## Your objective
For the material that follows, list every line containing the word "this".

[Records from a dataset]
· · · ·
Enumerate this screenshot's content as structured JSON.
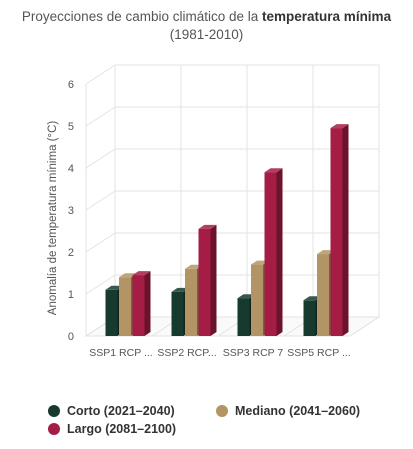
{
  "title_prefix": "Proyecciones de cambio climático de la ",
  "title_bold": "temperatura mínima",
  "subtitle": "(1981-2010)",
  "colors": {
    "corto": "#163a2e",
    "mediano": "#b39565",
    "largo": "#a51d44"
  },
  "chart_data": {
    "type": "bar",
    "title": "Proyecciones de cambio climático de la temperatura mínima",
    "subtitle": "(1981-2010)",
    "ylabel": "Anomalía de temperatura mínima (°C)",
    "xlabel": "",
    "ylim": [
      0,
      6
    ],
    "yticks": [
      "0",
      "1",
      "2",
      "3",
      "4",
      "5",
      "6"
    ],
    "categories": [
      "SSP1 RCP ...",
      "SSP2 RCP...",
      "SSP3 RCP 7",
      "SSP5 RCP ..."
    ],
    "series": [
      {
        "name": "Corto (2021–2040)",
        "values": [
          1.1,
          1.05,
          0.9,
          0.85
        ]
      },
      {
        "name": "Mediano (2041–2060)",
        "values": [
          1.4,
          1.6,
          1.7,
          1.95
        ]
      },
      {
        "name": "Largo (2081–2100)",
        "values": [
          1.45,
          2.55,
          3.9,
          4.95
        ]
      }
    ],
    "grid": true,
    "legend_position": "bottom"
  }
}
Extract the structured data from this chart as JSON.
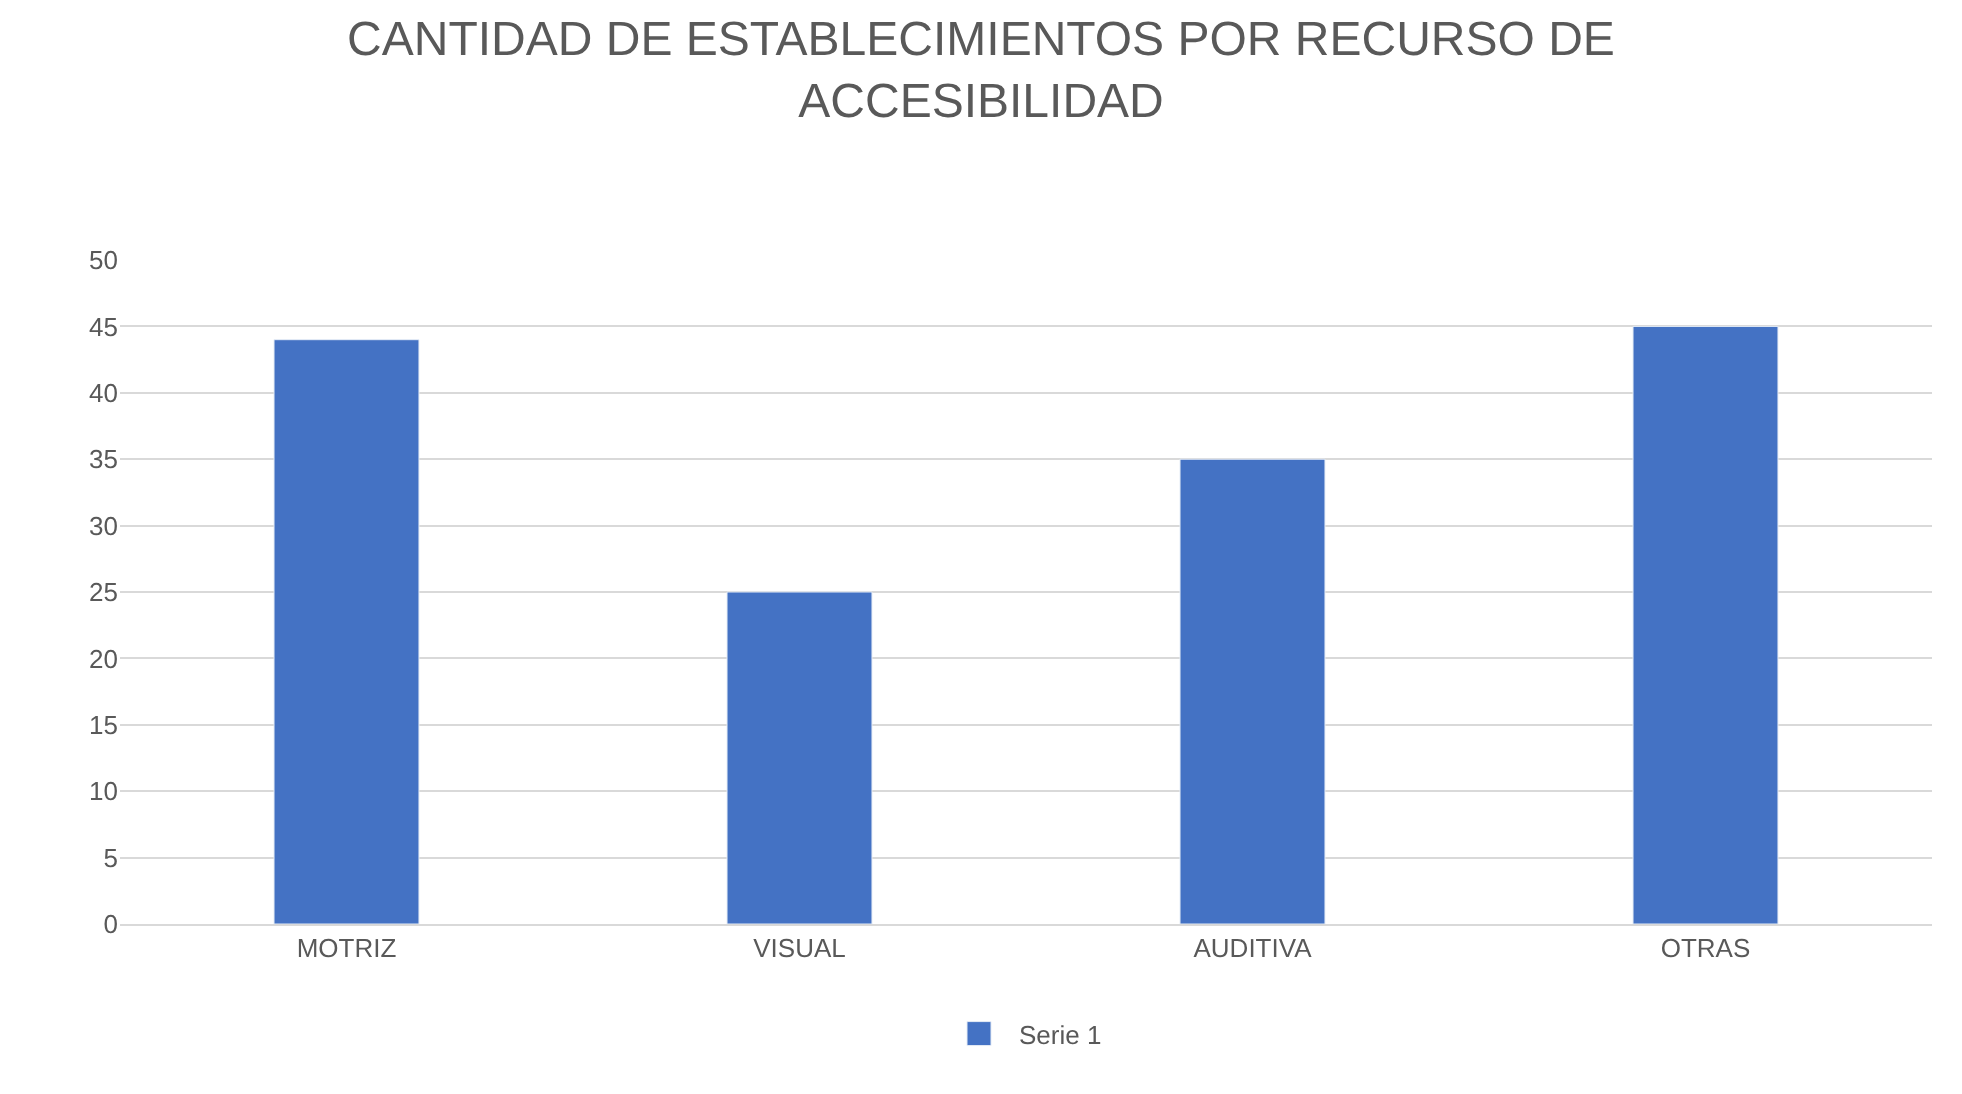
· · · ·
## Full response
Enumerate this screenshot's content as structured JSON.
Extract the structured data from this chart as JSON.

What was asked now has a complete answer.